● Prompt:
Copy the material that follows word for word and omit its pictures.

(Dataset records)
------------------------------------------------------------------------
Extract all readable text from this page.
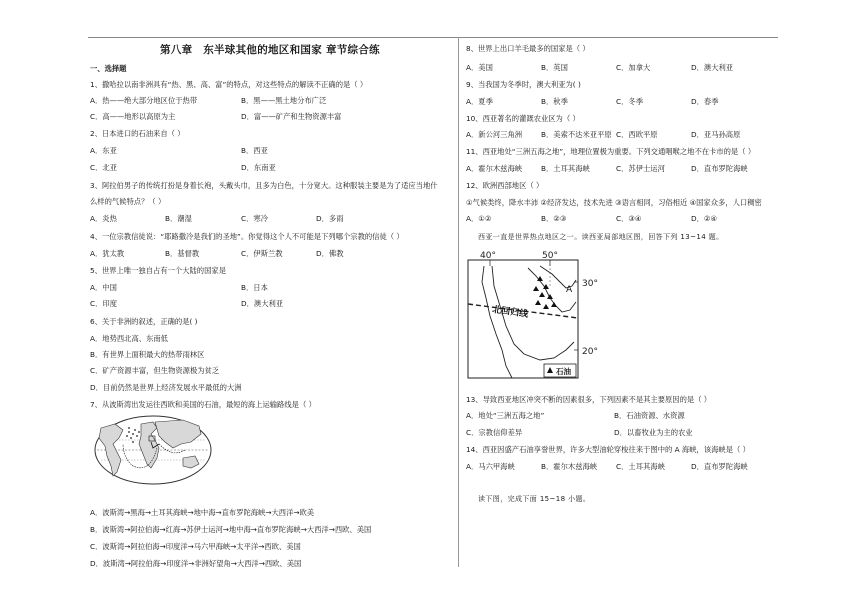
第八章　东半球其他的地区和国家 章节综合练
一、选择题
1、撒哈拉以南非洲具有“热、黑、高、富”的特点，对这些特点的解读不正确的是（ ）
A．热——绝大部分地区位于热带	B．黑——黑土地分布广泛
C．高——地形以高原为主	D．富——矿产和生物资源丰富
2、日本进口的石油来自（ ）
A．东亚	B．西亚
C．北亚	D．东南亚
3、阿拉伯男子的传统打扮是身着长袍，头戴头巾，且多为白色，十分宽大。这种服装主要是为了适应当地什
么样的气候特点？（ ）
A．炎热	B．潮湿	C．寒冷	D．多雨
4、一位宗教信徒说：“耶路撒冷是我们的圣地”。你觉得这个人不可能是下列哪个宗教的信徒（ ）
A．犹太教	B．基督教	C．伊斯兰教	D．佛教
5、世界上唯一独自占有一个大陆的国家是
A．中国	B．日本
C．印度	D．澳大利亚
6、关于非洲的叙述，正确的是( )
A．地势西北高、东南低
B．有世界上面积最大的热带雨林区
C．矿产资源丰富，但生物资源极为贫乏
D．目前仍然是世界上经济发展水平最低的大洲
7、从波斯湾出发运往西欧和美国的石油，最短的海上运输路线是（ ）
A．波斯湾→黑海→土耳其海峡→地中海→直布罗陀海峡→大西洋→欧美
B．波斯湾→阿拉伯海→红海→苏伊士运河→地中海→直布罗陀海峡→大西洋→西欧、美国
C．波斯湾→阿拉伯海→印度洋→马六甲海峡→太平洋→西欧、美国
D．波斯湾→阿拉伯海→印度洋→非洲好望角→大西洋→西欧、美国
8、世界上出口羊毛最多的国家是（ ）
A．美国	B．英国	C．加拿大	D．澳大利亚
9、当我国为冬季时，澳大利亚为( )
A．夏季	B．秋季	C．冬季	D．春季
10、西亚著名的灌溉农业区为（ ）
A．新公河三角洲	B．美索不达米亚平原 C．西欧平原	D．亚马孙高原
11、西亚地处“三洲五海之地”，地理位置极为重要。下列交通咽喉之地不在卡市的是（ ）
A．霍尔木兹海峡	B．土耳其海峡	C．苏伊士运河	D．直布罗陀海峡
12、欧洲西部地区（ ）
①气候类终，降水丰沛 ②经济发达，技术先进 ③语言相同，习俗相近 ④国家众多，人口稠密
A．①②	B．②③	C．③④	D．②④
西亚一直是世界热点地区之一。读西亚局部地区图，回答下列 13~14 题。
40°	50°
30°
20°
北回归线
A
石油
13、导致西亚地区冲突不断的因素很多，下列因素不是其主要原因的是（ ）
A．地处“三洲五海之地”	B．石油资源、水资源
C．宗教信仰差异	D．以畜牧业为主的农业
14、西亚因盛产石油享誉世界，许多大型油轮穿梭往来于图中的 A 海峡，该海峡是（ ）
A．马六甲海峡	B．霍尔木兹海峡	C．土耳其海峡	D．直布罗陀海峡
读下图，完成下面 15~18 小题。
------------------------------------------------------------------------
● Answer to the problem:
Extract all readable text from this page.
第八章　东半球其他的地区和国家 章节综合练
一、选择题
1、撒哈拉以南非洲具有“热、黑、高、富”的特点，对这些特点的解读不正确的是（ ）
A．热——绝大部分地区位于热带	B．黑——黑土地分布广泛
C．高——地形以高原为主	D．富——矿产和生物资源丰富
2、日本进口的石油来自（ ）
A．东亚	B．西亚
C．北亚	D．东南亚
3、阿拉伯男子的传统打扮是身着长袍，头戴头巾，且多为白色，十分宽大。这种服装主要是为了适应当地什
么样的气候特点？（ ）
A．炎热	B．潮湿	C．寒冷	D．多雨
4、一位宗教信徒说：“耶路撒冷是我们的圣地”。你觉得这个人不可能是下列哪个宗教的信徒（ ）
A．犹太教	B．基督教	C．伊斯兰教	D．佛教
5、世界上唯一独自占有一个大陆的国家是
A．中国	B．日本
C．印度	D．澳大利亚
6、关于非洲的叙述，正确的是( )
A．地势西北高、东南低
B．有世界上面积最大的热带雨林区
C．矿产资源丰富，但生物资源极为贫乏
D．目前仍然是世界上经济发展水平最低的大洲
7、从波斯湾出发运往西欧和美国的石油，最短的海上运输路线是（ ）
A．波斯湾→黑海→土耳其海峡→地中海→直布罗陀海峡→大西洋→欧美
B．波斯湾→阿拉伯海→红海→苏伊士运河→地中海→直布罗陀海峡→大西洋→西欧、美国
C．波斯湾→阿拉伯海→印度洋→马六甲海峡→太平洋→西欧、美国
D．波斯湾→阿拉伯海→印度洋→非洲好望角→大西洋→西欧、美国
8、世界上出口羊毛最多的国家是（ ）
A．美国	B．英国	C．加拿大	D．澳大利亚
9、当我国为冬季时，澳大利亚为( )
A．夏季	B．秋季	C．冬季	D．春季
10、西亚著名的灌溉农业区为（ ）
A．新公河三角洲	B．美索不达米亚平原 C．西欧平原	D．亚马孙高原
11、西亚地处“三洲五海之地”，地理位置极为重要。下列交通咽喉之地不在卡市的是（ ）
A．霍尔木兹海峡	B．土耳其海峡	C．苏伊士运河	D．直布罗陀海峡
12、欧洲西部地区（ ）
①气候类终，降水丰沛 ②经济发达，技术先进 ③语言相同，习俗相近 ④国家众多，人口稠密
A．①②	B．②③	C．③④	D．②④
西亚一直是世界热点地区之一。读西亚局部地区图，回答下列 13~14 题。
40°	50°
30°
20°
北回归线
A
石油
13、导致西亚地区冲突不断的因素很多，下列因素不是其主要原因的是（ ）
A．地处“三洲五海之地”	B．石油资源、水资源
C．宗教信仰差异	D．以畜牧业为主的农业
14、西亚因盛产石油享誉世界，许多大型油轮穿梭往来于图中的 A 海峡，该海峡是（ ）
A．马六甲海峡	B．霍尔木兹海峡	C．土耳其海峡	D．直布罗陀海峡
读下图，完成下面 15~18 小题。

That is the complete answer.